YOUR GOAL:
State the number of lines that include the string "leur", and write nothing else.

AVAILABLE RECORDS:

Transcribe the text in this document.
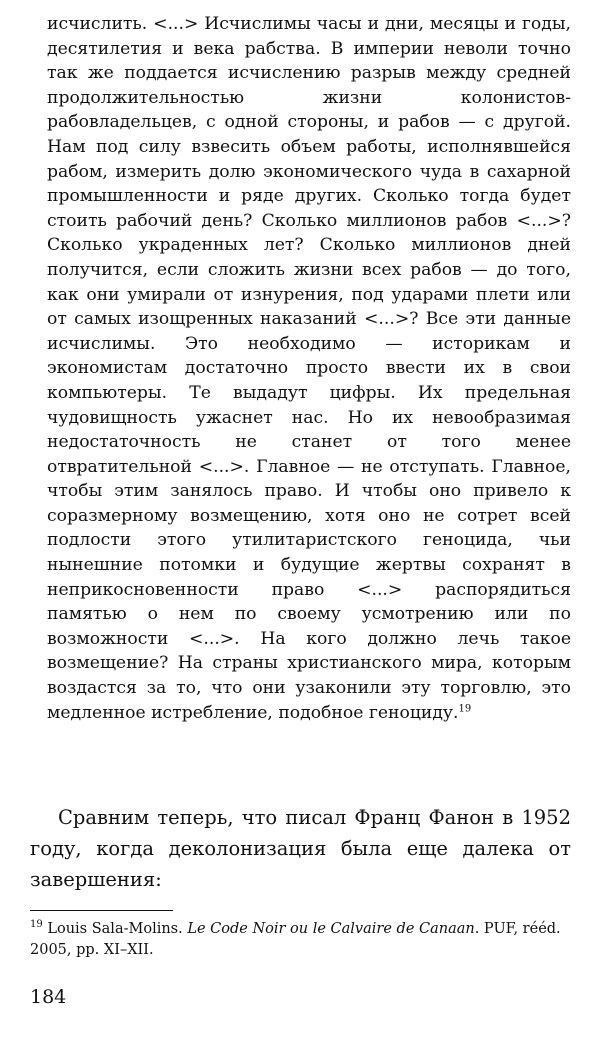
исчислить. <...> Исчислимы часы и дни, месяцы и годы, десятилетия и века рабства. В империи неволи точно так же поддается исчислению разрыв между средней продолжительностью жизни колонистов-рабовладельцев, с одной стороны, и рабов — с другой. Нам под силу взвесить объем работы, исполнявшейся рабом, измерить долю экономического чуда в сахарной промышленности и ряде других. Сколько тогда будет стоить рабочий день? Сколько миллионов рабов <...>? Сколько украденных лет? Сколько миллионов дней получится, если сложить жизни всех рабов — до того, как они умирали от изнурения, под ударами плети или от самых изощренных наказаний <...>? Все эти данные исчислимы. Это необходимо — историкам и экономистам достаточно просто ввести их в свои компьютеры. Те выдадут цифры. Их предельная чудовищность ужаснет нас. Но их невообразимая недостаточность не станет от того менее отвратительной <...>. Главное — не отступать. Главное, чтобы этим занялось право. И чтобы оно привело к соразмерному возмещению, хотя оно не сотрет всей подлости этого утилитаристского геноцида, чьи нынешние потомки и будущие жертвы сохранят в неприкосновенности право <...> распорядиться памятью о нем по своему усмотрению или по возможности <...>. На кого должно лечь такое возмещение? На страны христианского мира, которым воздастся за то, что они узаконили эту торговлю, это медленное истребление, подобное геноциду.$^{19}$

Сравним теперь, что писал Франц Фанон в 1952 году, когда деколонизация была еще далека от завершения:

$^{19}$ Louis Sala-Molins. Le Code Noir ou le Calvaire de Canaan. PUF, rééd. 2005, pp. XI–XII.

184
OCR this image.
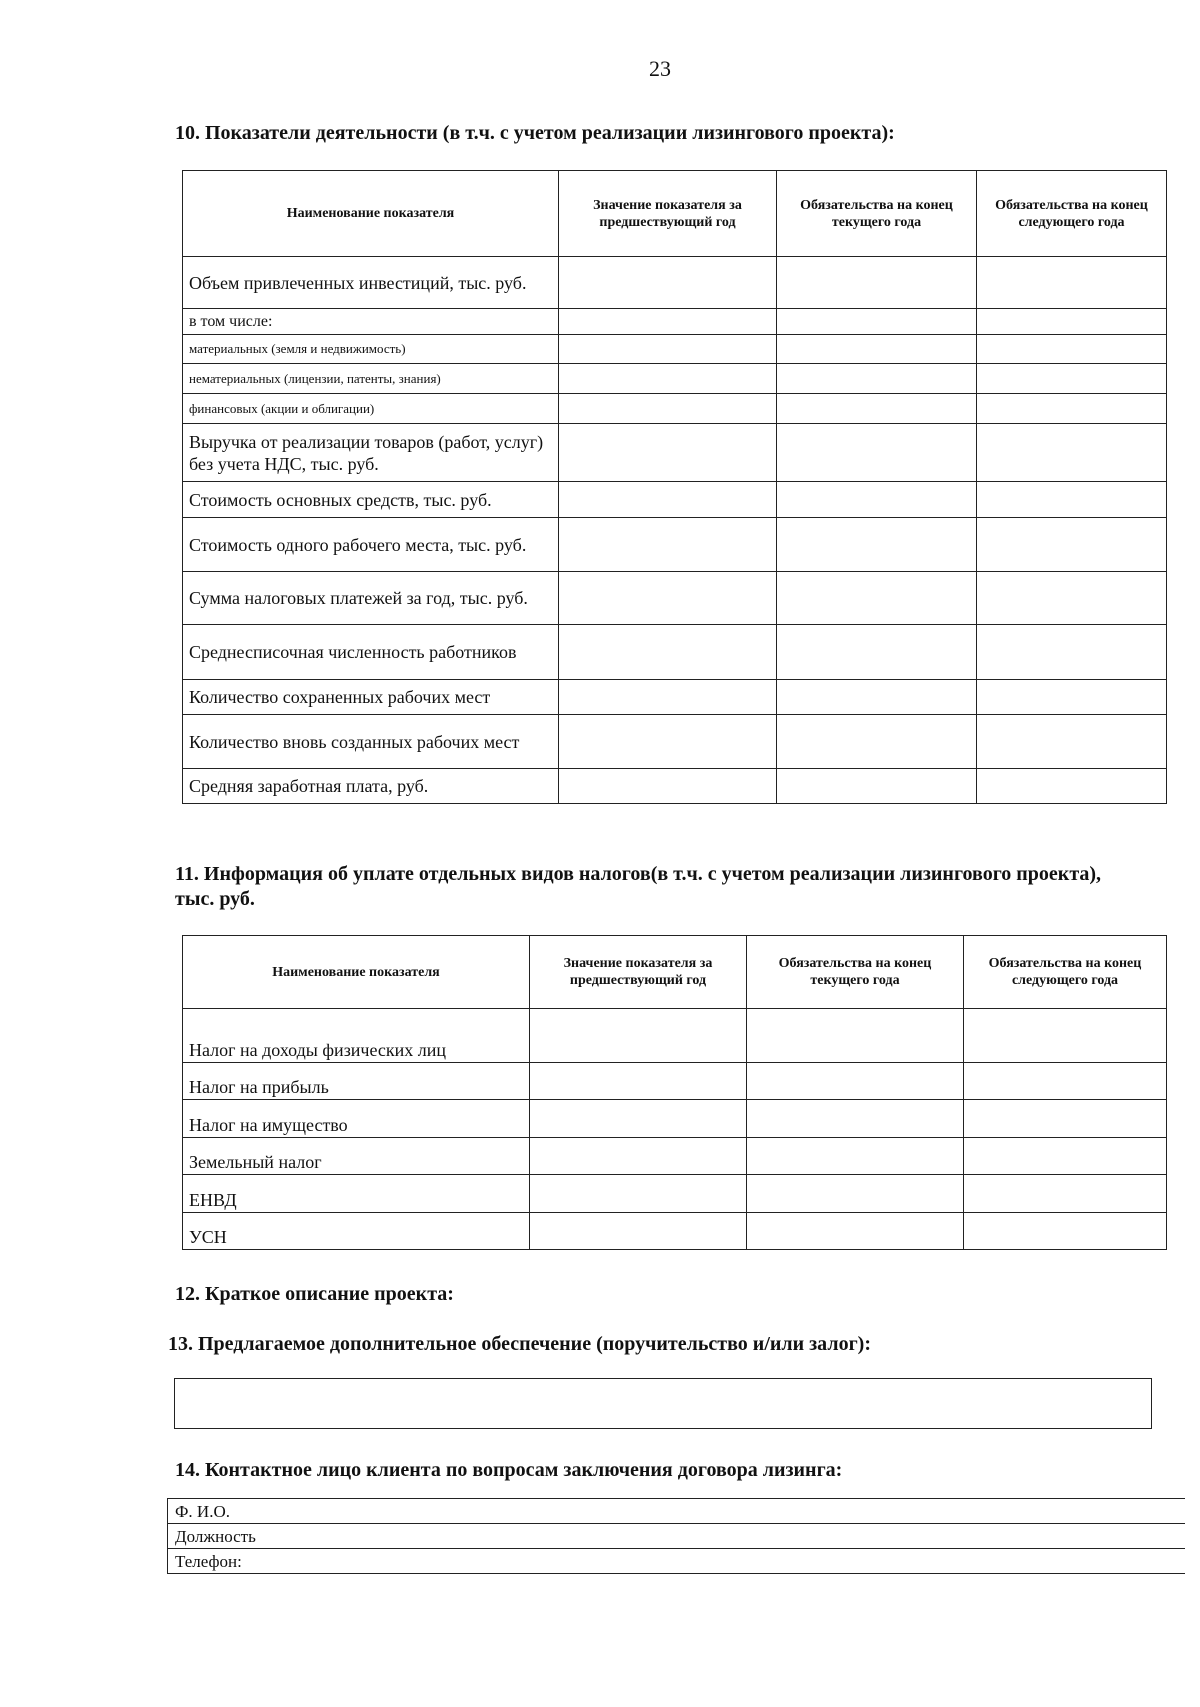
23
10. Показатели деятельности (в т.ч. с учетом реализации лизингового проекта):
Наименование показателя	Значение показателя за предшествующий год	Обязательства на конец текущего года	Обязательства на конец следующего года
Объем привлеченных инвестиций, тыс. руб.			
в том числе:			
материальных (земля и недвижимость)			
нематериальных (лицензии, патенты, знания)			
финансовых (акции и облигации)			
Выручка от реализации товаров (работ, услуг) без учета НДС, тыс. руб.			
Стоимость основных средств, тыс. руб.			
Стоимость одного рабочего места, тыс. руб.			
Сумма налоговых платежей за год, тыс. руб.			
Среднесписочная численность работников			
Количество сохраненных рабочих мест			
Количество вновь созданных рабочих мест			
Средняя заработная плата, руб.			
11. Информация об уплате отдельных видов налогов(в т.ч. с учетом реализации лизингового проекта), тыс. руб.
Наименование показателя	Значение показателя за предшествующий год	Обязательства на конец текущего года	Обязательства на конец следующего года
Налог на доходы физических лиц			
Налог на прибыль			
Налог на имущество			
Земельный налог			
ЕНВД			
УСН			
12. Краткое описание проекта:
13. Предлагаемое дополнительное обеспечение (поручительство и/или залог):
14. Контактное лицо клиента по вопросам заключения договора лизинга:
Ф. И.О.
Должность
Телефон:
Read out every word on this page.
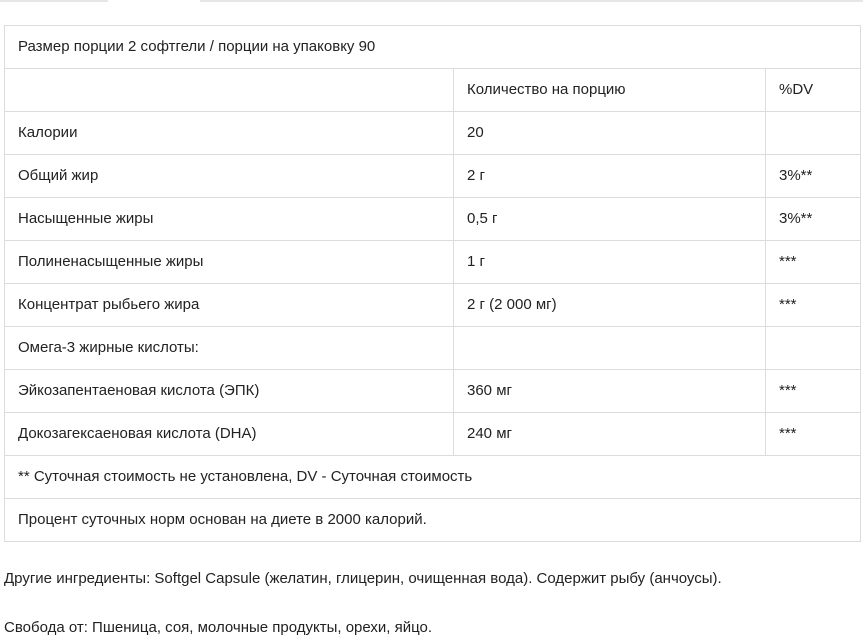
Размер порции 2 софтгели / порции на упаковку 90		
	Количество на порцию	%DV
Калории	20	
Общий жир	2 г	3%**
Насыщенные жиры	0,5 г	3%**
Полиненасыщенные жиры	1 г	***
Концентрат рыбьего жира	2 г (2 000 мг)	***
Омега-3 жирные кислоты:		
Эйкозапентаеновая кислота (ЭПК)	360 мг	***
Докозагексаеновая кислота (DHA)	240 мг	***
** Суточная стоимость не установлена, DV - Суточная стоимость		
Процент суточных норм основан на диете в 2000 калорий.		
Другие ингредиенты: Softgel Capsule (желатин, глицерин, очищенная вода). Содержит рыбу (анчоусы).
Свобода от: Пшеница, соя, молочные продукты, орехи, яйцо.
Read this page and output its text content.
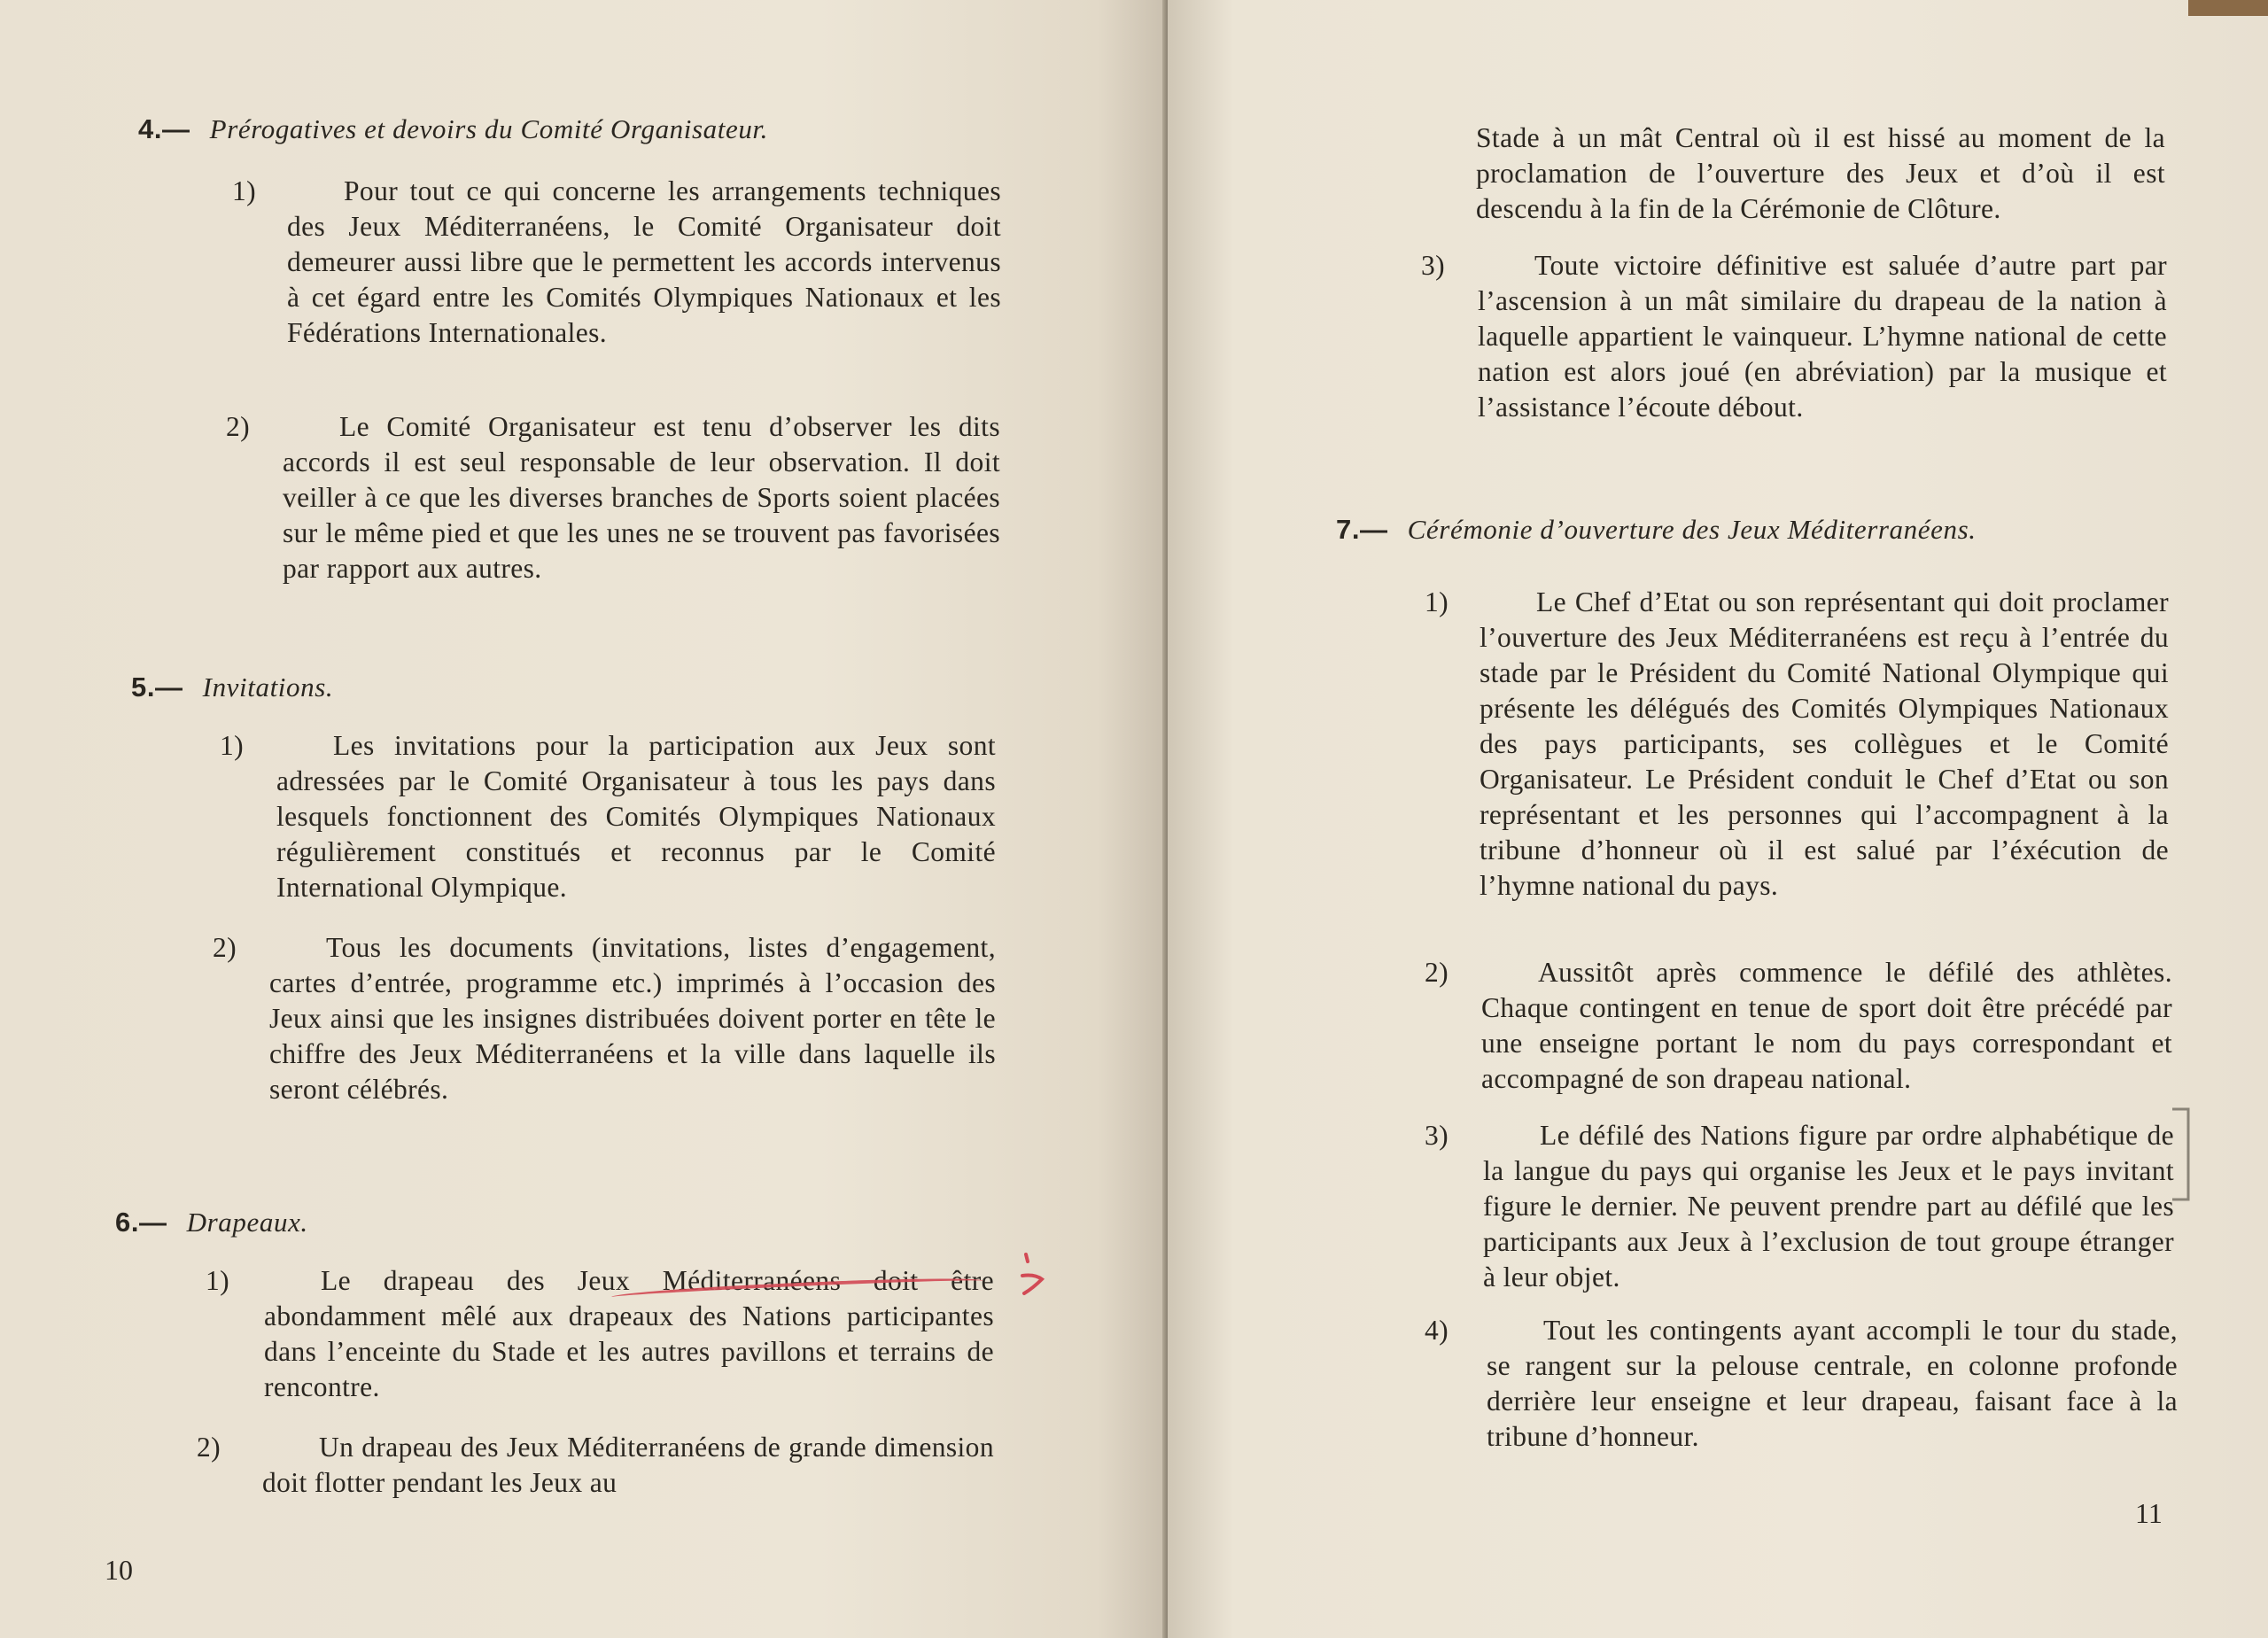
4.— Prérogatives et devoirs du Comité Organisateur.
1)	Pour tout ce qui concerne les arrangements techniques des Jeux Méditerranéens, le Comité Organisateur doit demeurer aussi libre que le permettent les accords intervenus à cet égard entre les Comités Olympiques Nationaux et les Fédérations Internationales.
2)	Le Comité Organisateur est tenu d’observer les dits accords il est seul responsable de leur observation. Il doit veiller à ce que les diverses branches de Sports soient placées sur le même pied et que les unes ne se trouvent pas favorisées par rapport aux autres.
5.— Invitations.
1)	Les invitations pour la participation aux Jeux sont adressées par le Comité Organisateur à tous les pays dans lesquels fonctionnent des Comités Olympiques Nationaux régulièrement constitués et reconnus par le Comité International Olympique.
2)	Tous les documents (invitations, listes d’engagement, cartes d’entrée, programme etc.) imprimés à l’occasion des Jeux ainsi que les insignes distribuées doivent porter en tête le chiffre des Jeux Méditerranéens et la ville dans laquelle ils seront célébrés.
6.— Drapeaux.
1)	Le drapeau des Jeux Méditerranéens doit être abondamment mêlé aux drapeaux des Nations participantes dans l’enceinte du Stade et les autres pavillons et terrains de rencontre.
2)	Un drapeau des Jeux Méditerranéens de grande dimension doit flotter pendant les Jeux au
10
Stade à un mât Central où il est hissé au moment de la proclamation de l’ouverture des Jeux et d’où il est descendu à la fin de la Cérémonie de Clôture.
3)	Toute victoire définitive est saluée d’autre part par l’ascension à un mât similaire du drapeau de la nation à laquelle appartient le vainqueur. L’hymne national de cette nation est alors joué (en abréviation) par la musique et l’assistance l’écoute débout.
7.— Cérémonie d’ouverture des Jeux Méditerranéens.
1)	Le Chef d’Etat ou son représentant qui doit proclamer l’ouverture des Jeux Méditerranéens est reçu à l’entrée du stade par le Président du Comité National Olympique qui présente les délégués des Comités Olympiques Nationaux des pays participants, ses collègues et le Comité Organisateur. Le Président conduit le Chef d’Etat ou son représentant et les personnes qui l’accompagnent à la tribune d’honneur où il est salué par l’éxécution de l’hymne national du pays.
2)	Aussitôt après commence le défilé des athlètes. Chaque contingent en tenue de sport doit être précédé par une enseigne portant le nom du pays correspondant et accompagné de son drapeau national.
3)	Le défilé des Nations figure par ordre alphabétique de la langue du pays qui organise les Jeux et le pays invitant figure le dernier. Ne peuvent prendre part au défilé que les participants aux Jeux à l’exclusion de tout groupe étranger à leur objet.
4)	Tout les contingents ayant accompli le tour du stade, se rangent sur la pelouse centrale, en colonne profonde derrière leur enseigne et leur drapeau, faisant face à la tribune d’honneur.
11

RESPONSE TO THE EXERCISE:
3